§ **Exercise directions**
Check each line of the listing for the string "temp", count the lines that have it, and answer with that number only.

§ **Exercise input**
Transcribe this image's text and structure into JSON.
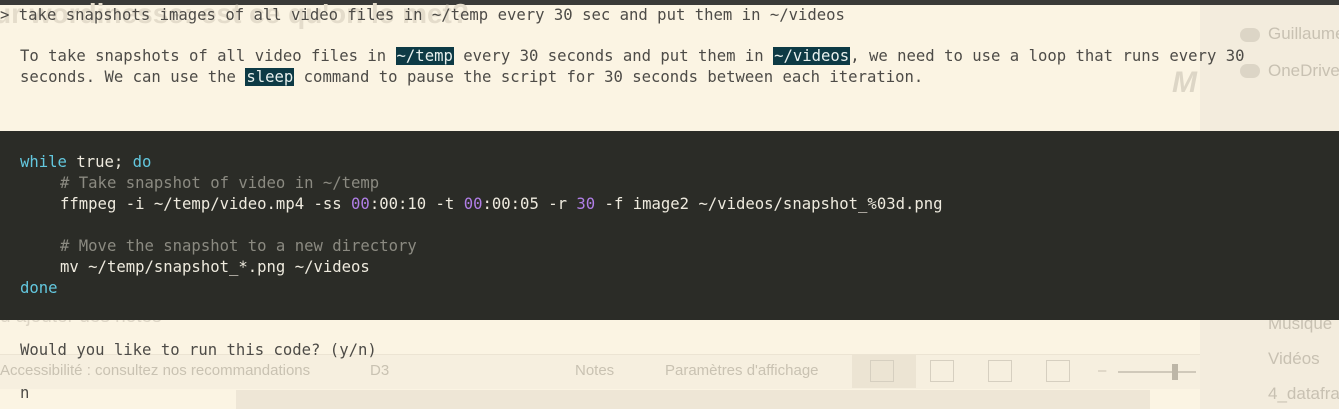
{
  "background": {
    "title_fragment": "ur wordinesse: est ce qu'on le met?",
    "notes_fragment": "u ajouter des notes",
    "logo_fragment": "M",
    "right_panel": [
      "Guillaume",
      "OneDrive",
      "Musique",
      "Vidéos",
      "4_datafra"
    ],
    "statusbar": {
      "accessibility": "Accessibilité : consultez nos recommandations",
      "language": "D3",
      "notes": "Notes",
      "display_settings": "Paramètres d'affichage",
      "zoom_minus": "–"
    }
  },
  "terminal": {
    "prompt_symbol": ">",
    "prompt_text": "take snapshots images of all video files in ~/temp every 30 sec and put them in ~/videos",
    "explanation": {
      "p1_a": "To take snapshots of all video files in ",
      "p1_hl1": "~/temp",
      "p1_b": " every 30 seconds and put them in ",
      "p1_hl2": "~/videos",
      "p1_c": ", we need to use a loop that runs every 30",
      "p2_a": "seconds. We can use the ",
      "p2_hl": "sleep",
      "p2_b": " command to pause the script for 30 seconds between each iteration."
    },
    "code": {
      "l1_kw1": "while",
      "l1_mid": " true; ",
      "l1_kw2": "do",
      "l2_comment": "# Take snapshot of video in ~/temp",
      "l3_a": "ffmpeg -i ~/temp/video.mp4 -ss ",
      "l3_n1": "00",
      "l3_b": ":00:10 -t ",
      "l3_n2": "00",
      "l3_c": ":00:05 -r ",
      "l3_n3": "30",
      "l3_d": " -f image2 ~/videos/snapshot_%03d.png",
      "l5_comment": "# Move the snapshot to a new directory",
      "l6": "mv ~/temp/snapshot_*.png ~/videos",
      "l7_kw": "done"
    },
    "question": "Would you like to run this code? (y/n)",
    "answer": "n"
  }
}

§ **Result of the task**
5